#### [Excerpts from a figure dataset]

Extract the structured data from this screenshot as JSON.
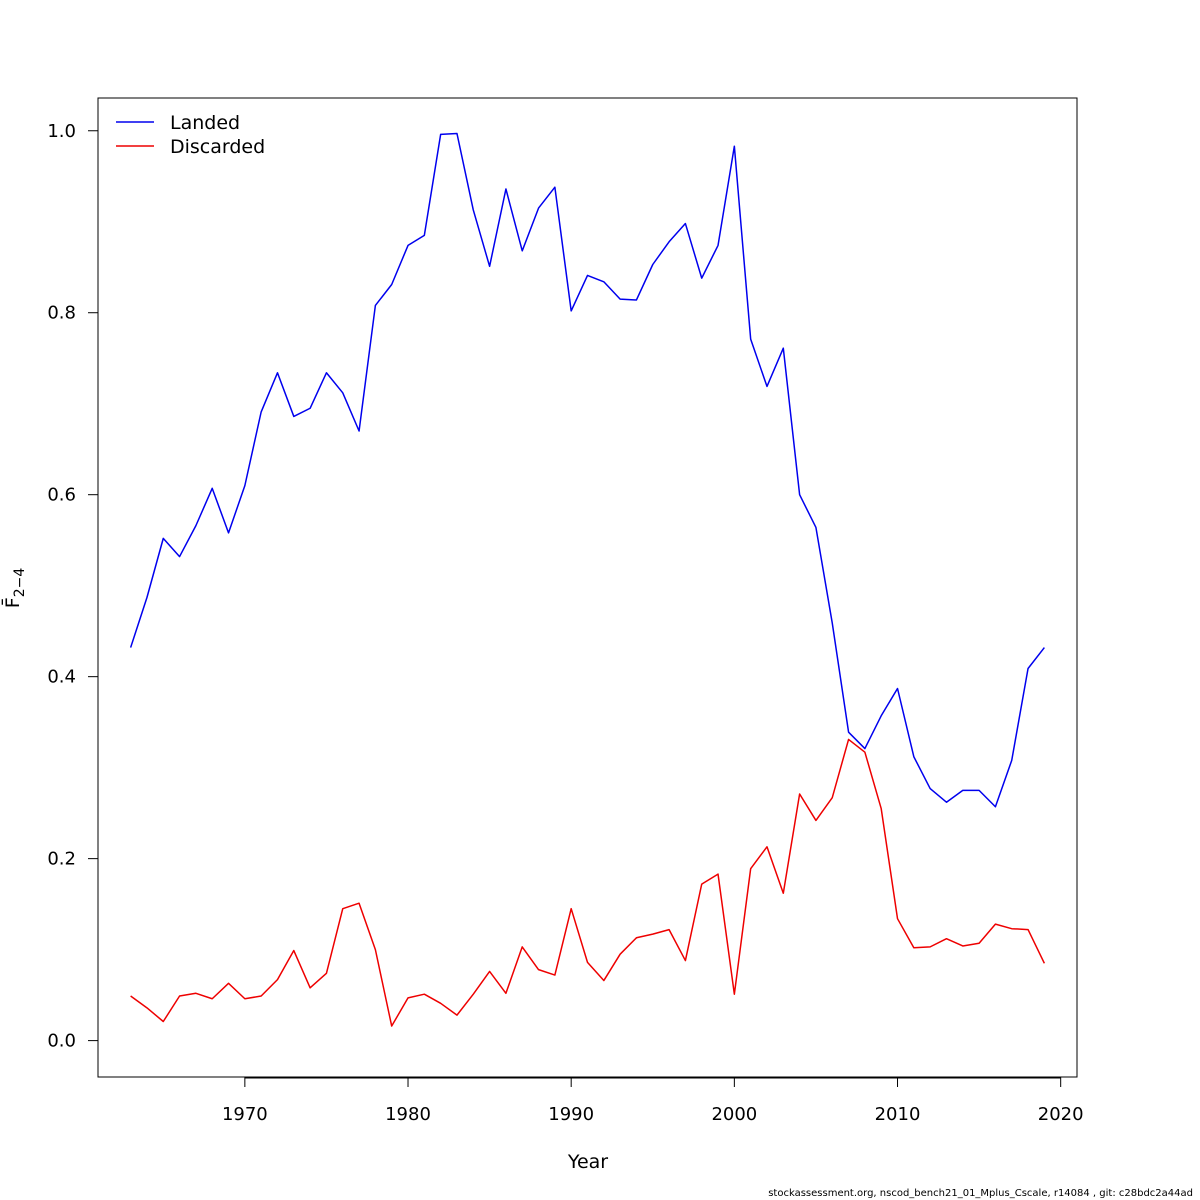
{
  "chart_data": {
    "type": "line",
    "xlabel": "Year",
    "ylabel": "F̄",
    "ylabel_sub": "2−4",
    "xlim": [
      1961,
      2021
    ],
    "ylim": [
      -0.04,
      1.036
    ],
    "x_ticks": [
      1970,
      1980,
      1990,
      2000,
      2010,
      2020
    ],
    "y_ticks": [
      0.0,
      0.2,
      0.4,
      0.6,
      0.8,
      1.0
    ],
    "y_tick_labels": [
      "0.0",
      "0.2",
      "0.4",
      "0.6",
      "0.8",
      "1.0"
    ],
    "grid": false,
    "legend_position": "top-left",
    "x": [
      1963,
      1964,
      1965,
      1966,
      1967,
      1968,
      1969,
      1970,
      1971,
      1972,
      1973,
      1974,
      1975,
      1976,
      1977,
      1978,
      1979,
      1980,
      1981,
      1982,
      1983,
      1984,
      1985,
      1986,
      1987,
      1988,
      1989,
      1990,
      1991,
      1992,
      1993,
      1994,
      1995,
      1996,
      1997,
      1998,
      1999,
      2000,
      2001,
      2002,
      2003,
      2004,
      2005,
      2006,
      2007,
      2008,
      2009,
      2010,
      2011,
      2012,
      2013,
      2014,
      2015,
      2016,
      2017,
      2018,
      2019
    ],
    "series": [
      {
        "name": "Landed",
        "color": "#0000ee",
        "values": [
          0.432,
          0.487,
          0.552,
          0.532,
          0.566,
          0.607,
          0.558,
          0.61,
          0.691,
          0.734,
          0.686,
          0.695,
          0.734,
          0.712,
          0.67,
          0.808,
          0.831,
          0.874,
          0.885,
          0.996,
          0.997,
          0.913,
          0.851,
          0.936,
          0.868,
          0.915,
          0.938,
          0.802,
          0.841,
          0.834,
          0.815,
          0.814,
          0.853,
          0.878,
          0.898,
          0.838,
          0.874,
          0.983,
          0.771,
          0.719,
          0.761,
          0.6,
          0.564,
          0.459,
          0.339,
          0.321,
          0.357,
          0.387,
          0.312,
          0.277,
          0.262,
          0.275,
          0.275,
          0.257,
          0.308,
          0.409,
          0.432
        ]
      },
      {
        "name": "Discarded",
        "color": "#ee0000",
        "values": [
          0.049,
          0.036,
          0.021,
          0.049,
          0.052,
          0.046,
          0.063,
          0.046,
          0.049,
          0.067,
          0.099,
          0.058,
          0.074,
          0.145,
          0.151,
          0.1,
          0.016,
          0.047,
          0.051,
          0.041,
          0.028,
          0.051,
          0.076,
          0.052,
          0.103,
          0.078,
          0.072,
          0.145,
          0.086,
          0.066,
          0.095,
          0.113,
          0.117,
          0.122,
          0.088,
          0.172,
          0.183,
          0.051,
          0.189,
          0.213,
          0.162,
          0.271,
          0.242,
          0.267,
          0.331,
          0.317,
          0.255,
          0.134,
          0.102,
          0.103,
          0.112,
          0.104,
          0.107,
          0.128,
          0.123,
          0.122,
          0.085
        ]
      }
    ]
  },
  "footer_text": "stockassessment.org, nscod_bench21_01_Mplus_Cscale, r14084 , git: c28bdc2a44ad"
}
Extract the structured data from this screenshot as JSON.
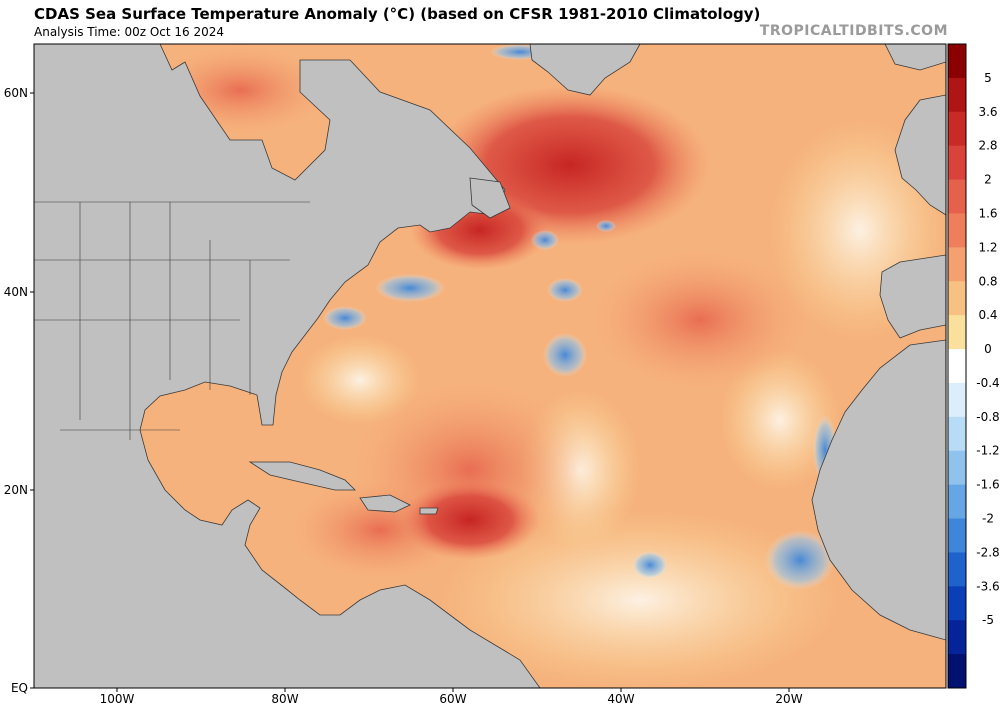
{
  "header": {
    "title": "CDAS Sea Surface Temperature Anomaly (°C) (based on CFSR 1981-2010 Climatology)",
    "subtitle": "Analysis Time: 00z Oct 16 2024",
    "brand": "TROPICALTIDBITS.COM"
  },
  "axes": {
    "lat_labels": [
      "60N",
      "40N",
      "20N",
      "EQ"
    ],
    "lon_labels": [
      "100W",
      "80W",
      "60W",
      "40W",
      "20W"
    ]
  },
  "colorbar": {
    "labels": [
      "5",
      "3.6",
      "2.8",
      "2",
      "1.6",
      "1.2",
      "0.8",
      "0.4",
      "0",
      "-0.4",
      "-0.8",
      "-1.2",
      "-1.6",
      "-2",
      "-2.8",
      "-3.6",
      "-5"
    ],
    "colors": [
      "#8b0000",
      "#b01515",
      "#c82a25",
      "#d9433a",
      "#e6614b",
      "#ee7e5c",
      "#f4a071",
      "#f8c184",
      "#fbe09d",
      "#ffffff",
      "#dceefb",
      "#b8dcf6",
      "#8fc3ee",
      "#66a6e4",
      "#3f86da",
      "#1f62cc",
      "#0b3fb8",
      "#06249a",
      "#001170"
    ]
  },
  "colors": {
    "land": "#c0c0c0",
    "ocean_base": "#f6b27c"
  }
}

#### [Required task]
Every line above should be repeated exactly; pictures stay out of the copy.

#### [Right answer]
Extract the structured data from this screenshot as JSON.
{
  "chart_data": {
    "type": "line",
    "xlabel": "Year",
    "ylabel": "F̄",
    "ylabel_sub": "2−4",
    "xlim": [
      1961,
      2021
    ],
    "ylim": [
      -0.04,
      1.036
    ],
    "x_ticks": [
      1970,
      1980,
      1990,
      2000,
      2010,
      2020
    ],
    "y_ticks": [
      0.0,
      0.2,
      0.4,
      0.6,
      0.8,
      1.0
    ],
    "y_tick_labels": [
      "0.0",
      "0.2",
      "0.4",
      "0.6",
      "0.8",
      "1.0"
    ],
    "grid": false,
    "legend_position": "top-left",
    "x": [
      1963,
      1964,
      1965,
      1966,
      1967,
      1968,
      1969,
      1970,
      1971,
      1972,
      1973,
      1974,
      1975,
      1976,
      1977,
      1978,
      1979,
      1980,
      1981,
      1982,
      1983,
      1984,
      1985,
      1986,
      1987,
      1988,
      1989,
      1990,
      1991,
      1992,
      1993,
      1994,
      1995,
      1996,
      1997,
      1998,
      1999,
      2000,
      2001,
      2002,
      2003,
      2004,
      2005,
      2006,
      2007,
      2008,
      2009,
      2010,
      2011,
      2012,
      2013,
      2014,
      2015,
      2016,
      2017,
      2018,
      2019
    ],
    "series": [
      {
        "name": "Landed",
        "color": "#0000ee",
        "values": [
          0.432,
          0.487,
          0.552,
          0.532,
          0.566,
          0.607,
          0.558,
          0.61,
          0.691,
          0.734,
          0.686,
          0.695,
          0.734,
          0.712,
          0.67,
          0.808,
          0.831,
          0.874,
          0.885,
          0.996,
          0.997,
          0.913,
          0.851,
          0.936,
          0.868,
          0.915,
          0.938,
          0.802,
          0.841,
          0.834,
          0.815,
          0.814,
          0.853,
          0.878,
          0.898,
          0.838,
          0.874,
          0.983,
          0.771,
          0.719,
          0.761,
          0.6,
          0.564,
          0.459,
          0.339,
          0.321,
          0.357,
          0.387,
          0.312,
          0.277,
          0.262,
          0.275,
          0.275,
          0.257,
          0.308,
          0.409,
          0.432
        ]
      },
      {
        "name": "Discarded",
        "color": "#ee0000",
        "values": [
          0.049,
          0.036,
          0.021,
          0.049,
          0.052,
          0.046,
          0.063,
          0.046,
          0.049,
          0.067,
          0.099,
          0.058,
          0.074,
          0.145,
          0.151,
          0.1,
          0.016,
          0.047,
          0.051,
          0.041,
          0.028,
          0.051,
          0.076,
          0.052,
          0.103,
          0.078,
          0.072,
          0.145,
          0.086,
          0.066,
          0.095,
          0.113,
          0.117,
          0.122,
          0.088,
          0.172,
          0.183,
          0.051,
          0.189,
          0.213,
          0.162,
          0.271,
          0.242,
          0.267,
          0.331,
          0.317,
          0.255,
          0.134,
          0.102,
          0.103,
          0.112,
          0.104,
          0.107,
          0.128,
          0.123,
          0.122,
          0.085
        ]
      }
    ]
  },
  "footer_text": "stockassessment.org, nscod_bench21_01_Mplus_Cscale, r14084 , git: c28bdc2a44ad"
}
Extract the structured data from this screenshot as JSON.
{
  "header": {
    "title": "CDAS Sea Surface Temperature Anomaly (°C) (based on CFSR 1981-2010 Climatology)",
    "subtitle": "Analysis Time: 00z Oct 16 2024",
    "brand": "TROPICALTIDBITS.COM"
  },
  "axes": {
    "lat_labels": [
      "60N",
      "40N",
      "20N",
      "EQ"
    ],
    "lon_labels": [
      "100W",
      "80W",
      "60W",
      "40W",
      "20W"
    ]
  },
  "colorbar": {
    "labels": [
      "5",
      "3.6",
      "2.8",
      "2",
      "1.6",
      "1.2",
      "0.8",
      "0.4",
      "0",
      "-0.4",
      "-0.8",
      "-1.2",
      "-1.6",
      "-2",
      "-2.8",
      "-3.6",
      "-5"
    ],
    "colors": [
      "#8b0000",
      "#b01515",
      "#c82a25",
      "#d9433a",
      "#e6614b",
      "#ee7e5c",
      "#f4a071",
      "#f8c184",
      "#fbe09d",
      "#ffffff",
      "#dceefb",
      "#b8dcf6",
      "#8fc3ee",
      "#66a6e4",
      "#3f86da",
      "#1f62cc",
      "#0b3fb8",
      "#06249a",
      "#001170"
    ]
  },
  "colors": {
    "land": "#c0c0c0",
    "ocean_base": "#f6b27c"
  }
}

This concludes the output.